┌─ Dataset records
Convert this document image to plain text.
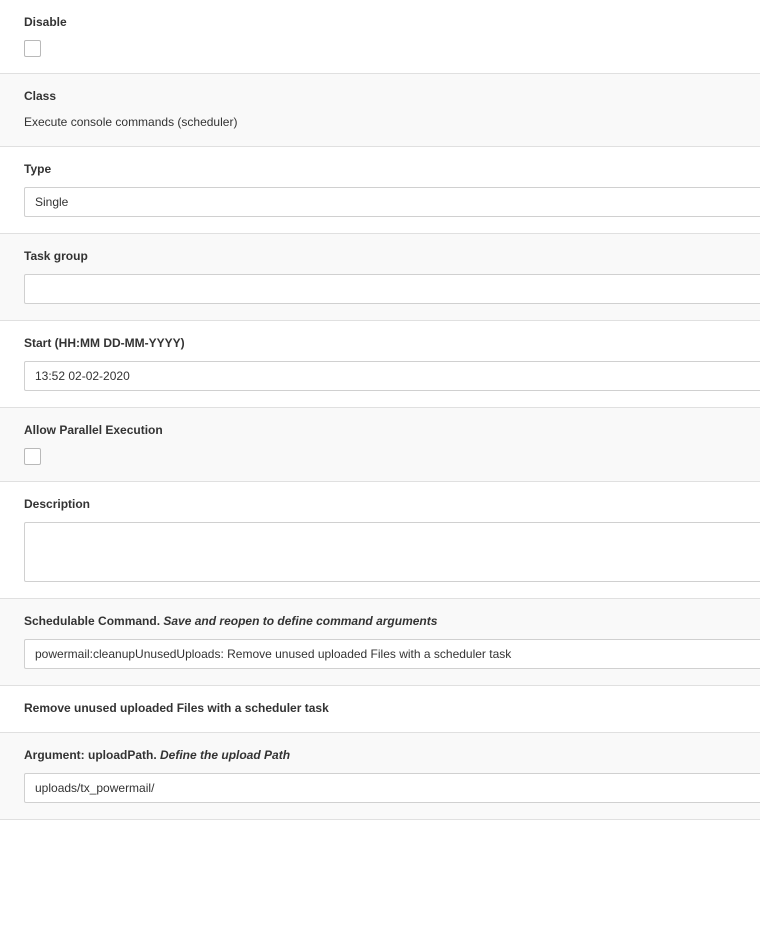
Disable
Class
Execute console commands (scheduler)
Type
Single
Task group
Start (HH:MM DD-MM-YYYY)
13:52 02-02-2020
Allow Parallel Execution
Description
Schedulable Command. Save and reopen to define command arguments
powermail:cleanupUnusedUploads: Remove unused uploaded Files with a scheduler task
Remove unused uploaded Files with a scheduler task
Argument: uploadPath. Define the upload Path
uploads/tx_powermail/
└─
• What to do
How many lines in the records above hold the word "scheduler"? Give only the number.

• Answer to this task
3